▸ **Written request**:
Starting at the first of the rows below and stopping after the line that contains "page-title: Global Managed", write those lines out again with "legend-item" changed to "legend-entry" and nothing else altered.

▸ **Provided data**:
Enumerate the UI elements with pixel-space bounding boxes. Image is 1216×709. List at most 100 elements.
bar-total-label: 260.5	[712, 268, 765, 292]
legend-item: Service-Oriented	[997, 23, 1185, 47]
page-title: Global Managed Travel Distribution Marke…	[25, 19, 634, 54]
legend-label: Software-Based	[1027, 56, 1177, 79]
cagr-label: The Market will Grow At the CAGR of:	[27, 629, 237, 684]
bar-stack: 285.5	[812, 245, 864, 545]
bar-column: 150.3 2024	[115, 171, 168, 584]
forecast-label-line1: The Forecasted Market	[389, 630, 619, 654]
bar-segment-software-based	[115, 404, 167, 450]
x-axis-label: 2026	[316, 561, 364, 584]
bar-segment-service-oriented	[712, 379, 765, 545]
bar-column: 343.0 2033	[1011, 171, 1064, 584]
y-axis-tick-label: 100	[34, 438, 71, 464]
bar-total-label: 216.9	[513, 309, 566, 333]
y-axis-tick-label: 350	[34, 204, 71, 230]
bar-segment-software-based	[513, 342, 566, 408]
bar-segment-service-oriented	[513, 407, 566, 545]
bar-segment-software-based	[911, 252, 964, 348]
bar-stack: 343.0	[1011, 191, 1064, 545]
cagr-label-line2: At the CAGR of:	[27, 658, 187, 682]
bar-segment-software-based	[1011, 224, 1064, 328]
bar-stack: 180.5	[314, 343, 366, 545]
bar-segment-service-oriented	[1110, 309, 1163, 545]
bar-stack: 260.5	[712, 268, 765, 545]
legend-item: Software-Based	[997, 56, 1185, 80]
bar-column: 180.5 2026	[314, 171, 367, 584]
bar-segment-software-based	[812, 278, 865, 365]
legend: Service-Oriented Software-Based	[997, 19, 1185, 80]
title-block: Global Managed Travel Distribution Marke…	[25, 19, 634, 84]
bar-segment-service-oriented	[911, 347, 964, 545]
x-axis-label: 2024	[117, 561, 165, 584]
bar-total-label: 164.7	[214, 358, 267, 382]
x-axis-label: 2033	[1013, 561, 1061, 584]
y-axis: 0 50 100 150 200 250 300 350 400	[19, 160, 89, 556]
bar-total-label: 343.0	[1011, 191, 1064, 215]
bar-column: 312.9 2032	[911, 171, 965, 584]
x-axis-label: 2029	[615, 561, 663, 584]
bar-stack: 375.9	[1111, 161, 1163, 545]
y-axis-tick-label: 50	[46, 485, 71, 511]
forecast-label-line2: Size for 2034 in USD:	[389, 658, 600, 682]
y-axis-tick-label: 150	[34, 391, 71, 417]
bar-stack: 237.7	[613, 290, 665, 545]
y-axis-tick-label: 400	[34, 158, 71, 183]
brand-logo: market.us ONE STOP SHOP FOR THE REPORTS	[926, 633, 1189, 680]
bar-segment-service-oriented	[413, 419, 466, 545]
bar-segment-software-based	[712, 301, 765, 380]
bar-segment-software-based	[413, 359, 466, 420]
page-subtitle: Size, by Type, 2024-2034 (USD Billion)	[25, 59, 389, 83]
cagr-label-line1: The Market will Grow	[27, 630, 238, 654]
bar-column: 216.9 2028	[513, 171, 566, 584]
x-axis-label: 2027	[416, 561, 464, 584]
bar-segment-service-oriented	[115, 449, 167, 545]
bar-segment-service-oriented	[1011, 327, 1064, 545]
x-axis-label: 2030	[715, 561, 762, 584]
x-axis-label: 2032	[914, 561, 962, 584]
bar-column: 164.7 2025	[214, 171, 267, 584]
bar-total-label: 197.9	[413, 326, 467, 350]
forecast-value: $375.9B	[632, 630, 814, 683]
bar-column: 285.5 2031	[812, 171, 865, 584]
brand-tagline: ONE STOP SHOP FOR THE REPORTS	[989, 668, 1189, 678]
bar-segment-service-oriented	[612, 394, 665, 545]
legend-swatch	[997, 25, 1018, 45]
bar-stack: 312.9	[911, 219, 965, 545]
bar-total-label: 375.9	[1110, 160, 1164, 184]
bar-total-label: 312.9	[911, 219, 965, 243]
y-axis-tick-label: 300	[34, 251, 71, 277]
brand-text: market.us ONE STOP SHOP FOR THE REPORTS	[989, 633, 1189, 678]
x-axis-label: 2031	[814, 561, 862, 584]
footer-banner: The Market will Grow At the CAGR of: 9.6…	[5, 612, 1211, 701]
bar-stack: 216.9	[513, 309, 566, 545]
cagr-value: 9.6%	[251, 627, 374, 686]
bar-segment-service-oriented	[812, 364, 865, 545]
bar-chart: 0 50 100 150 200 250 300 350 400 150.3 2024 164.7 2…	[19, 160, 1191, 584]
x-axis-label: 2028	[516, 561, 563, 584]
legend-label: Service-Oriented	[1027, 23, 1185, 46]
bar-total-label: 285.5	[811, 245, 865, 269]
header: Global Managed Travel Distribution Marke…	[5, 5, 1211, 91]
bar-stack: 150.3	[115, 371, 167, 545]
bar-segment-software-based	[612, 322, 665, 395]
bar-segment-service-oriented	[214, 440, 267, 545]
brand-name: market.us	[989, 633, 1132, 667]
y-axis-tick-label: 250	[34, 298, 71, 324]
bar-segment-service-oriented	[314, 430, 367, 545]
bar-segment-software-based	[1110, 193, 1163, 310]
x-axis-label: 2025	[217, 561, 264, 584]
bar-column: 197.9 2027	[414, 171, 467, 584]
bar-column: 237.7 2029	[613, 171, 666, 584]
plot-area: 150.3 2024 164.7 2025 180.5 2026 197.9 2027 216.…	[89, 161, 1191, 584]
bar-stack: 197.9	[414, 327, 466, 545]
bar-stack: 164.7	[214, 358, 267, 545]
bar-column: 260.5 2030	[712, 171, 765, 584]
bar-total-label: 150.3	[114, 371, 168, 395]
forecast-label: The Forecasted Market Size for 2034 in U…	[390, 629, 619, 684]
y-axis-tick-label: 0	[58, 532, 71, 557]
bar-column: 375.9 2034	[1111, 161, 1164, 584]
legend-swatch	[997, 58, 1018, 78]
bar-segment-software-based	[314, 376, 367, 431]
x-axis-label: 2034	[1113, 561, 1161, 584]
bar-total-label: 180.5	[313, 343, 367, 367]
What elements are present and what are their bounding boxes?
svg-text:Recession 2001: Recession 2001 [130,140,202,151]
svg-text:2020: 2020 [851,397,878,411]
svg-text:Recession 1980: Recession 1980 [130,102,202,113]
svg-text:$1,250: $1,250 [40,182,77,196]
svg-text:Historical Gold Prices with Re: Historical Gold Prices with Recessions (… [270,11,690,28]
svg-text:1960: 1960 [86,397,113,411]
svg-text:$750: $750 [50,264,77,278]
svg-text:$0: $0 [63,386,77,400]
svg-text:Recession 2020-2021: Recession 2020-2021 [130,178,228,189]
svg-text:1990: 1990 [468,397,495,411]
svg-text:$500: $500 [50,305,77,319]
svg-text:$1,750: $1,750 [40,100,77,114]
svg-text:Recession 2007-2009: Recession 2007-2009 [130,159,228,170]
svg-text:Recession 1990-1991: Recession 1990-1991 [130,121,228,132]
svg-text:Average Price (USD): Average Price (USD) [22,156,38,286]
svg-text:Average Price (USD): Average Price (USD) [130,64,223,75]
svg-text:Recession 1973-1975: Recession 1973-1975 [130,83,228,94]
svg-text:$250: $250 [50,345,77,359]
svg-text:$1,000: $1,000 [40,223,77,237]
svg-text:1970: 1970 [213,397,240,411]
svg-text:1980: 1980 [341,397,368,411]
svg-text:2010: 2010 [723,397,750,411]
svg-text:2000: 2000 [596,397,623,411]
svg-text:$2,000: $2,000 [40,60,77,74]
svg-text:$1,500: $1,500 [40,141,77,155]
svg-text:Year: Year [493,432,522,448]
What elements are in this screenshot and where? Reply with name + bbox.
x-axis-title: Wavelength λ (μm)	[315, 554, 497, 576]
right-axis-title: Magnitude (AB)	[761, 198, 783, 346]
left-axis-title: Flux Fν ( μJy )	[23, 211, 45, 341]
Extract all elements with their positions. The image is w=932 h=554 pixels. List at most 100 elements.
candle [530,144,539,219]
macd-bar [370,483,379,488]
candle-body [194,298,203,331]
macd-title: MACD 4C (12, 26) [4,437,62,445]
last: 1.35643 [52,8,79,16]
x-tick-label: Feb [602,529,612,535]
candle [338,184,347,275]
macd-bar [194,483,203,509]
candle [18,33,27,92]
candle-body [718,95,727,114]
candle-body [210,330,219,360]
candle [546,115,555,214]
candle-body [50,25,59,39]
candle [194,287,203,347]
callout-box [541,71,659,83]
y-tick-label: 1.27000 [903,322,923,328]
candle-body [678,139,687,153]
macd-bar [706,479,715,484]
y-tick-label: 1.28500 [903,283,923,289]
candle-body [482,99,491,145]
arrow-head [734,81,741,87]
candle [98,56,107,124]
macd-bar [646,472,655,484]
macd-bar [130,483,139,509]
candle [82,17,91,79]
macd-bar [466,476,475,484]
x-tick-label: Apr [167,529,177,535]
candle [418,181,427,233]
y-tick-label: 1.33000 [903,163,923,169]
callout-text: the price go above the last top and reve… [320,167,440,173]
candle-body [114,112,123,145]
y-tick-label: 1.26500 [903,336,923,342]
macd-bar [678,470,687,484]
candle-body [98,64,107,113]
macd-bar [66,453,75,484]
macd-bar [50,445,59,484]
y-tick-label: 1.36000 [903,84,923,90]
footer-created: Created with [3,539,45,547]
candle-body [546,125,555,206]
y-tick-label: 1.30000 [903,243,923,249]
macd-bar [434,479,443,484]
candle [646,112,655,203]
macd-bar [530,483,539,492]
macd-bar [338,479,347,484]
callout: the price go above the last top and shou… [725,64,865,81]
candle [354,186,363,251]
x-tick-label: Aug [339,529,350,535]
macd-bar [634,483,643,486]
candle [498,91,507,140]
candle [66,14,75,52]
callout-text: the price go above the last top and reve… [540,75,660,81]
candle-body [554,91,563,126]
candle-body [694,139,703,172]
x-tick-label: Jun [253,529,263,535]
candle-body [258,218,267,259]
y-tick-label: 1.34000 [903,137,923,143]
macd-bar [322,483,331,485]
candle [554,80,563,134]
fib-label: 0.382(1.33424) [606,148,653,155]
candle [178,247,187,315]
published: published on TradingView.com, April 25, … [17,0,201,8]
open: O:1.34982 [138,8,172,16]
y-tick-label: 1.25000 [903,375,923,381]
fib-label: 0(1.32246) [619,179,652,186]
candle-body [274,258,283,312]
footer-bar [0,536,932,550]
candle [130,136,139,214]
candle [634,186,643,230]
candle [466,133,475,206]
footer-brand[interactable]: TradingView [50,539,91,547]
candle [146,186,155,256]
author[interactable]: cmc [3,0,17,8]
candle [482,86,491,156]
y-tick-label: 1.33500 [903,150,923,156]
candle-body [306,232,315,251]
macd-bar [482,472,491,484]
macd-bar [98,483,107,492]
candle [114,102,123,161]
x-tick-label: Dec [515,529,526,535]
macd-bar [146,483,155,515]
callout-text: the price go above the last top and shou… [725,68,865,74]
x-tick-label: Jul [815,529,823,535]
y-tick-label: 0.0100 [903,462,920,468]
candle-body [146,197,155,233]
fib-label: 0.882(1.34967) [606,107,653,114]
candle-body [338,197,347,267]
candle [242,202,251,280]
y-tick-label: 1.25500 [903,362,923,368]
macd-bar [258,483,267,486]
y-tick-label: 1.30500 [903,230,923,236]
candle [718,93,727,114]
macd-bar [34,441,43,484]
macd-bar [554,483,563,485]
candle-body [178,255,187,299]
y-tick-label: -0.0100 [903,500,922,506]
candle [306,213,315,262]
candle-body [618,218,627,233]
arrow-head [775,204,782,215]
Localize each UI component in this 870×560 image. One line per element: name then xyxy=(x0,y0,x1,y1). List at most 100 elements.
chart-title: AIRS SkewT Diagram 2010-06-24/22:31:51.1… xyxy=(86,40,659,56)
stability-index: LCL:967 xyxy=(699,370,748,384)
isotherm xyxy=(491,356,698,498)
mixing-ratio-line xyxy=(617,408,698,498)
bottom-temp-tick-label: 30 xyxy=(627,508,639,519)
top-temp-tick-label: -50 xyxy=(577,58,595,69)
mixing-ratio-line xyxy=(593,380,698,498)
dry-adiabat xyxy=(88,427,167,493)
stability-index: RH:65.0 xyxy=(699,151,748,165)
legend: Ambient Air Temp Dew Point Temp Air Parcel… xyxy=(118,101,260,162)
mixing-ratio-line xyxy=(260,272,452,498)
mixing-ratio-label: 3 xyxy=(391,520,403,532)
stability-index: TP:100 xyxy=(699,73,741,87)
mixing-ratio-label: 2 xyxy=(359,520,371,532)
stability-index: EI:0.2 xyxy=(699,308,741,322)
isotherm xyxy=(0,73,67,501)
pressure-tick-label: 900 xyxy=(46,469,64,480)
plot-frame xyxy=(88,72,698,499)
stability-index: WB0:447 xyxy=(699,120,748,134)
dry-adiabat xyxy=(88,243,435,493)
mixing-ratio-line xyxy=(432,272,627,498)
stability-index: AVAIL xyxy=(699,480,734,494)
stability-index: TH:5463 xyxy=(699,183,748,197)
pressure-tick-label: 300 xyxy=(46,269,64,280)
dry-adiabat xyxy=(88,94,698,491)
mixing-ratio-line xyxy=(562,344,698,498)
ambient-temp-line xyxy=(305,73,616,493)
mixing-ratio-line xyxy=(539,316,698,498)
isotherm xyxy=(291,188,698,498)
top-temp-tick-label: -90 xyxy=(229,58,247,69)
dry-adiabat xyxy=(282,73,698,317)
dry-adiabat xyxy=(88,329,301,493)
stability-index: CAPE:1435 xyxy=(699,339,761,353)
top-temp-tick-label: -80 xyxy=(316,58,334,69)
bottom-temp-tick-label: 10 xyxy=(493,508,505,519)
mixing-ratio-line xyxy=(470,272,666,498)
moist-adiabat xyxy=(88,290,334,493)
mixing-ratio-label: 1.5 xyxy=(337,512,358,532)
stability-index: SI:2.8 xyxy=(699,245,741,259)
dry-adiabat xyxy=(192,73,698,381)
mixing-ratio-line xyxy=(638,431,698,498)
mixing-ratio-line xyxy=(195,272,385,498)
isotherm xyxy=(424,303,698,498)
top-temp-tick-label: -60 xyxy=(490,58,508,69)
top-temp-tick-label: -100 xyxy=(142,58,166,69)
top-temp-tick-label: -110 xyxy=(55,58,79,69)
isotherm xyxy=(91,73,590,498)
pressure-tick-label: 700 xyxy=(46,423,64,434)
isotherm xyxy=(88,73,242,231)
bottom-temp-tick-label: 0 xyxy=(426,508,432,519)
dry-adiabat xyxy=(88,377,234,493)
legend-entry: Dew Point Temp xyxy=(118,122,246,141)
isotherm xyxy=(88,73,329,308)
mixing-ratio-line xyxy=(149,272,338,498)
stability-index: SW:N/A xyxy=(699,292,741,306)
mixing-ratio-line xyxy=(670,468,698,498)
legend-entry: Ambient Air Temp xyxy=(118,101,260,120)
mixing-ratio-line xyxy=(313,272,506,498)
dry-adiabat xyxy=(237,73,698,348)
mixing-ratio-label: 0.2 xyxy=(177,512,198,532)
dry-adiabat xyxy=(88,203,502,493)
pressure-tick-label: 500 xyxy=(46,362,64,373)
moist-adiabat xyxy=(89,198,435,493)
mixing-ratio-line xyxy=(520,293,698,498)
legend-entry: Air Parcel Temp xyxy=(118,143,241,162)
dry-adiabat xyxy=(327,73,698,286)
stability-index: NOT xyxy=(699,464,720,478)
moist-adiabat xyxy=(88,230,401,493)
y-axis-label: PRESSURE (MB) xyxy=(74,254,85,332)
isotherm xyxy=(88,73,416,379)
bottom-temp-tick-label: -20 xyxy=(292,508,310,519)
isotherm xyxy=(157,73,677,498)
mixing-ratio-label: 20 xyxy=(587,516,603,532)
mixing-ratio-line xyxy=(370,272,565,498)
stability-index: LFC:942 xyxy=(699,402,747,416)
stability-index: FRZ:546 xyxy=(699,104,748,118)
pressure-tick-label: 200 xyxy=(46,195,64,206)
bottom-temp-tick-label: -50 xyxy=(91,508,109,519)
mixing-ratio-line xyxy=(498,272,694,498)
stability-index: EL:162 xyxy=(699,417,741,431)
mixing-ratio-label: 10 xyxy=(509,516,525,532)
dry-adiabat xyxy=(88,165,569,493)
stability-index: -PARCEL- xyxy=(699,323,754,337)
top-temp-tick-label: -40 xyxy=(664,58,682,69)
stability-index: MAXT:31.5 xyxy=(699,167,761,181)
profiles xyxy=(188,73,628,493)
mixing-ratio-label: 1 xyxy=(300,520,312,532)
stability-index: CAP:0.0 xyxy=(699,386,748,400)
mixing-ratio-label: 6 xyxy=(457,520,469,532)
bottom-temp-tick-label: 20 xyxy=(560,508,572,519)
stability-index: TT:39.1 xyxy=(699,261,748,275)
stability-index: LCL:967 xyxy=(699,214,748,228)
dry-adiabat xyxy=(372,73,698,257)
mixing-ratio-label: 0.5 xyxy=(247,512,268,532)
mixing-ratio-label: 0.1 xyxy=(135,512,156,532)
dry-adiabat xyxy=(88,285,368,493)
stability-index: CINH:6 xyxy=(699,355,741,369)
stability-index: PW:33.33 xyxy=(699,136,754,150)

▸ **Answer in full**:
Enumerate the UI elements with pixel-space bounding boxes. Image is 1216×709. List at most 100 elements.
bar-total-label: 260.5	[712, 268, 765, 292]
legend-entry: Service-Oriented	[997, 23, 1185, 47]
page-title: Global Managed Travel Distribution Marke…	[25, 19, 634, 54]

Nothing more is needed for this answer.